─── Selected excerpt

The obtained results should by all means be confirmed in a study on a larger population, representing the Łódź Macroregion, especially that the results of studies on other neoplasms differ among populations or even within the same population, when differentiated for example by age (the groups of patients below and above the age of 50 years). Breast cancer can be an example, the results for which were different from those in the control group in the group of women below 50, while no differences in the incidence rates were observed between the control group and the group of women above 50 [31]. In case of the studied group, 8 out of 9 A148T polymorphism cases of CDKN2A gene were identified in men at the age above 60 years at diagnosis (data specified in Table 4). No recurrence was observed in 7 out of 9 diagnosed cases. In 6/9 cases, there were neoplasms in high clinical stage; while in 5/9 cases there were tumors with high malignancy grade (G2-G3). Summing up and taking into account the analysis of clinical parameters and the age of disease occurrence, A148T polymorphism of CDKN2A gene was found in the studied group only in men, in whom the disease was diagnosed at the age above 60 years, while the diagnosed neoplasms were in the majority of cases characterized by higher clinical stage and higher grade of malignancy, as well as by a low percentage of recurrence. Nevertheless, this has been the first study that attempted to show a potential association between A148T alterations and an increased risk for bladder cancer development.

Table 4.

──────
─── Record extracts

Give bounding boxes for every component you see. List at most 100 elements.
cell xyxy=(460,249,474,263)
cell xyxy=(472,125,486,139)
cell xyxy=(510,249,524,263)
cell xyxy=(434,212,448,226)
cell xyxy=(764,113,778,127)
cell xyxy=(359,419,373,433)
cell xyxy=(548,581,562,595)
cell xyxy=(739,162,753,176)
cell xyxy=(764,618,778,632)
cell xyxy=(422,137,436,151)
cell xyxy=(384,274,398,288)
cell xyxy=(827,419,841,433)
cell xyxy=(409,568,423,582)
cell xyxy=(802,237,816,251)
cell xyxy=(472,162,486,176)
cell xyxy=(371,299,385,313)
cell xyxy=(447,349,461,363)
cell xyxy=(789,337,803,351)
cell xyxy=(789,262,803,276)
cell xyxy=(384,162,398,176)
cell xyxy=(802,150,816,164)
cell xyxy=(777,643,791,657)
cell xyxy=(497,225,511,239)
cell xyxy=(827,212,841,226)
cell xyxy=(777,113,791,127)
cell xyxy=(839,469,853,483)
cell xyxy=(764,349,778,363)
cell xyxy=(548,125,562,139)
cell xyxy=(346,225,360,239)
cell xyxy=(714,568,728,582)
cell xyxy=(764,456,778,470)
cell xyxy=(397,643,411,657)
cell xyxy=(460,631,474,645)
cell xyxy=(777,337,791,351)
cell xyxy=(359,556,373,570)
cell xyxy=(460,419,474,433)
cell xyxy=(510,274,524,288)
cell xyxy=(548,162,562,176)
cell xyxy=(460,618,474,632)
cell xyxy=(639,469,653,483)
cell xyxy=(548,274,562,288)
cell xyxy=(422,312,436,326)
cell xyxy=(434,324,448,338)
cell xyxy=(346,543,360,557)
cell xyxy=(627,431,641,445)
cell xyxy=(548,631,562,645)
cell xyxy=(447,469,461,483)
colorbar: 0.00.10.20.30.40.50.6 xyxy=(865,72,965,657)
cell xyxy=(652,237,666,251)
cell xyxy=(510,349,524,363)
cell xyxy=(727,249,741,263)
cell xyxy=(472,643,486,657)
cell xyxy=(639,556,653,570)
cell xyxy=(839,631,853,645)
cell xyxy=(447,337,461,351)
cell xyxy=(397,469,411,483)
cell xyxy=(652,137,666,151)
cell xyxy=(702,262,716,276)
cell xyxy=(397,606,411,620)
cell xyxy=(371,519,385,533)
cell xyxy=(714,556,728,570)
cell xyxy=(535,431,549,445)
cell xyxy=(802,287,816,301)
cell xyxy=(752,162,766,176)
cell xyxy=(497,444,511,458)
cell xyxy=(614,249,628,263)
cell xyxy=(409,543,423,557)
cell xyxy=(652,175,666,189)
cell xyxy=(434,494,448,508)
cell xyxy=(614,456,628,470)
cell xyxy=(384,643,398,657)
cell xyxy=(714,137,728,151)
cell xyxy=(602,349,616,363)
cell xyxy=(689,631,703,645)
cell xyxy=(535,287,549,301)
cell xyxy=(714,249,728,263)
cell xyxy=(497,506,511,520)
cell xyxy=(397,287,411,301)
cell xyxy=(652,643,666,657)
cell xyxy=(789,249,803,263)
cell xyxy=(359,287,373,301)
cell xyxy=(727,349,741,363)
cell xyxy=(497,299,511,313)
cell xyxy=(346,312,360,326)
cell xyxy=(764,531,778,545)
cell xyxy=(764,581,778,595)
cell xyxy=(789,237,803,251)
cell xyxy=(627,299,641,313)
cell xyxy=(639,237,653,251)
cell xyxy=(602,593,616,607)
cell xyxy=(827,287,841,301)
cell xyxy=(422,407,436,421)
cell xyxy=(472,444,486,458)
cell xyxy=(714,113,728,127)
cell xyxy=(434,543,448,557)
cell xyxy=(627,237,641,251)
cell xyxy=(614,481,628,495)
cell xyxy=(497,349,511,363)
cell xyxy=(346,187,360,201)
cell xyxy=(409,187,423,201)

──────

In the excerpt above on the A148T polymorphism and bladder cancer, in how many of the 9 diagnosed cases was no recurrence observed?

No recurrence was observed in 7 of the 9 cases.